**WRITTEN INSTRUCTION:**
What is the number of lines containing the word "meet"? Please answer with that number and nothing more.

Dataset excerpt
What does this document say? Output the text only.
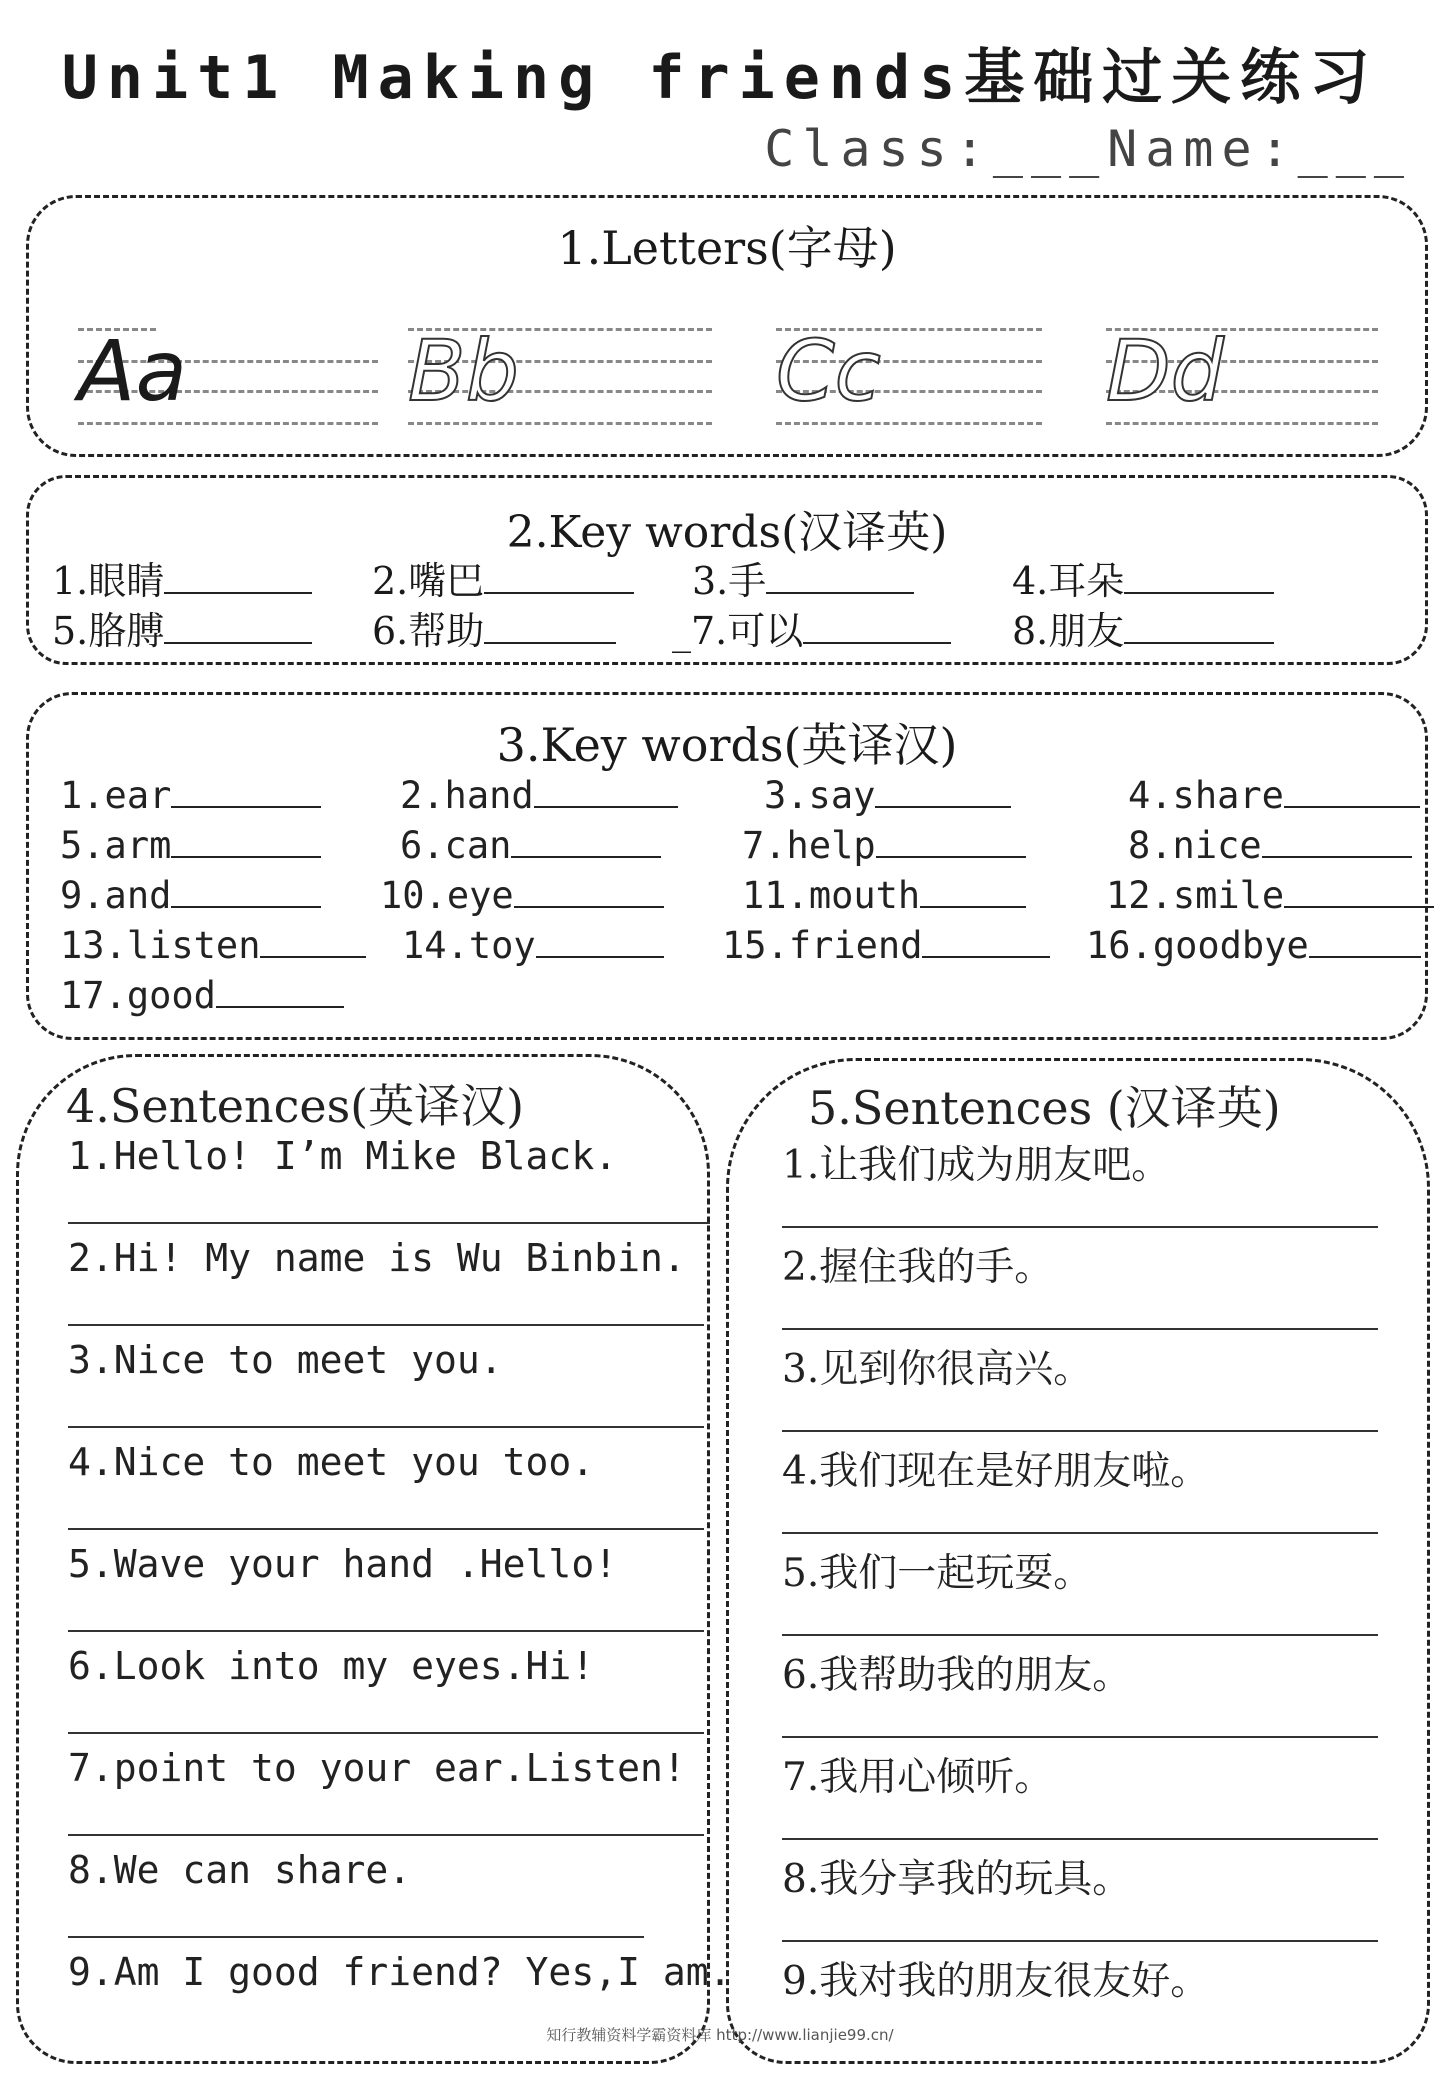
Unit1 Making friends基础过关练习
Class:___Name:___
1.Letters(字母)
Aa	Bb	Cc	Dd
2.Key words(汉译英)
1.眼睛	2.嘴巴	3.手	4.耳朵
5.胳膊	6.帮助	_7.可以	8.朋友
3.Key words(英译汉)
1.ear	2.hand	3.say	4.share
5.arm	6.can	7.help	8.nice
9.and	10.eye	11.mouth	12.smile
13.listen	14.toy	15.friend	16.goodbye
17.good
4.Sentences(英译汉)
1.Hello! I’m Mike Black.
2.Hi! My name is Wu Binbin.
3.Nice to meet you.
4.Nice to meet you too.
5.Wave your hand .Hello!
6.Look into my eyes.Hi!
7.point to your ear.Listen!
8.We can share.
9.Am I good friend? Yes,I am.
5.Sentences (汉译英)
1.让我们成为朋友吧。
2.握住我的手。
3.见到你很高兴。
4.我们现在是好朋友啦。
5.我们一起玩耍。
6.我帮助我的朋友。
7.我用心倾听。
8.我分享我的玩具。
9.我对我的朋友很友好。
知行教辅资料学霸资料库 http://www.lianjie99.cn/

**CORRECT RESPONSE:**
2